> **REQUIRED WORK**
Take the line that contains "What text is on this page?" and each line after it in the material below, and transcribe them exactly, stopping at the end.

[Data excerpts]

>> Start

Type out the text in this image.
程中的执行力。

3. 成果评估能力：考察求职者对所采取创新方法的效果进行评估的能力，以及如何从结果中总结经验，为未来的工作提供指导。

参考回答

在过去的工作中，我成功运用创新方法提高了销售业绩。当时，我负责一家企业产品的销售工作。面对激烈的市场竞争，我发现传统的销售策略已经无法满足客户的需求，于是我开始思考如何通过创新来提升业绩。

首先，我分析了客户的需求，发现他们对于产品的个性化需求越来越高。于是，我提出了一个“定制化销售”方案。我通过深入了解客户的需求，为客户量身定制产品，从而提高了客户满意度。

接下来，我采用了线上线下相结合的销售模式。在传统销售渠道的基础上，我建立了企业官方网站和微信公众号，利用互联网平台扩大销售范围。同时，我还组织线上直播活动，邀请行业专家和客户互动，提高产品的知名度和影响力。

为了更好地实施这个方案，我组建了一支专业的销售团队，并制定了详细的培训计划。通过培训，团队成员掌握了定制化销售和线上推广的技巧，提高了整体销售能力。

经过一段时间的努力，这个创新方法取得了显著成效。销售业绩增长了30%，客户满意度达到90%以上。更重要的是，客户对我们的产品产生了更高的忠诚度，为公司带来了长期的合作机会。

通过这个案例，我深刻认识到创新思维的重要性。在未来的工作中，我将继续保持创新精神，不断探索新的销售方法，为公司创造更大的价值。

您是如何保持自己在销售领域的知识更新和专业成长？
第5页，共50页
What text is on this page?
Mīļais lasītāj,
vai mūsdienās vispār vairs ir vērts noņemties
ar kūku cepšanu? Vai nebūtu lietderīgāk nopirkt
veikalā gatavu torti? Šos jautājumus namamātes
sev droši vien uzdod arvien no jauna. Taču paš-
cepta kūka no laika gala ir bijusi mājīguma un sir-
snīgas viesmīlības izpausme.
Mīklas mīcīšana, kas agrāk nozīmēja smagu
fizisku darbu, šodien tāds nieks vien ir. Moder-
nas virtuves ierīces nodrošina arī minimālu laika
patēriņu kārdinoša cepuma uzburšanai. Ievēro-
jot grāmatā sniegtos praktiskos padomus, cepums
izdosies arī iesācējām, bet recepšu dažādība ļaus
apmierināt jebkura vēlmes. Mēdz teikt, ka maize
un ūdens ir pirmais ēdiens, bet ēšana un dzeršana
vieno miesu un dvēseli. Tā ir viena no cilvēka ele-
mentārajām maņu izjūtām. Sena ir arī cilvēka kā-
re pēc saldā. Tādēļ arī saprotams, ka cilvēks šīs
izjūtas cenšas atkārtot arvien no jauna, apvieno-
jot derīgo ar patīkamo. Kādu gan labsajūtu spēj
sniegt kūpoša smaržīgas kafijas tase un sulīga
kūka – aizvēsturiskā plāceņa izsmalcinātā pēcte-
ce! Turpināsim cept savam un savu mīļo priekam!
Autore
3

>> End

> **THE RESPONSE**
What text is on this page?
Mīļais lasītāj,
vai mūsdienās vispār vairs ir vērts noņemties
ar kūku cepšanu? Vai nebūtu lietderīgāk nopirkt
veikalā gatavu torti? Šos jautājumus namamātes
sev droši vien uzdod arvien no jauna. Taču paš-
cepta kūka no laika gala ir bijusi mājīguma un sir-
snīgas viesmīlības izpausme.
Mīklas mīcīšana, kas agrāk nozīmēja smagu
fizisku darbu, šodien tāds nieks vien ir. Moder-
nas virtuves ierīces nodrošina arī minimālu laika
patēriņu kārdinoša cepuma uzburšanai. Ievēro-
jot grāmatā sniegtos praktiskos padomus, cepums
izdosies arī iesācējām, bet recepšu dažādība ļaus
apmierināt jebkura vēlmes. Mēdz teikt, ka maize
un ūdens ir pirmais ēdiens, bet ēšana un dzeršana
vieno miesu un dvēseli. Tā ir viena no cilvēka ele-
mentārajām maņu izjūtām. Sena ir arī cilvēka kā-
re pēc saldā. Tādēļ arī saprotams, ka cilvēks šīs
izjūtas cenšas atkārtot arvien no jauna, apvieno-
jot derīgo ar patīkamo. Kādu gan labsajūtu spēj
sniegt kūpoša smaržīgas kafijas tase un sulīga
kūka – aizvēsturiskā plāceņa izsmalcinātā pēcte-
ce! Turpināsim cept savam un savu mīļo priekam!
Autore
3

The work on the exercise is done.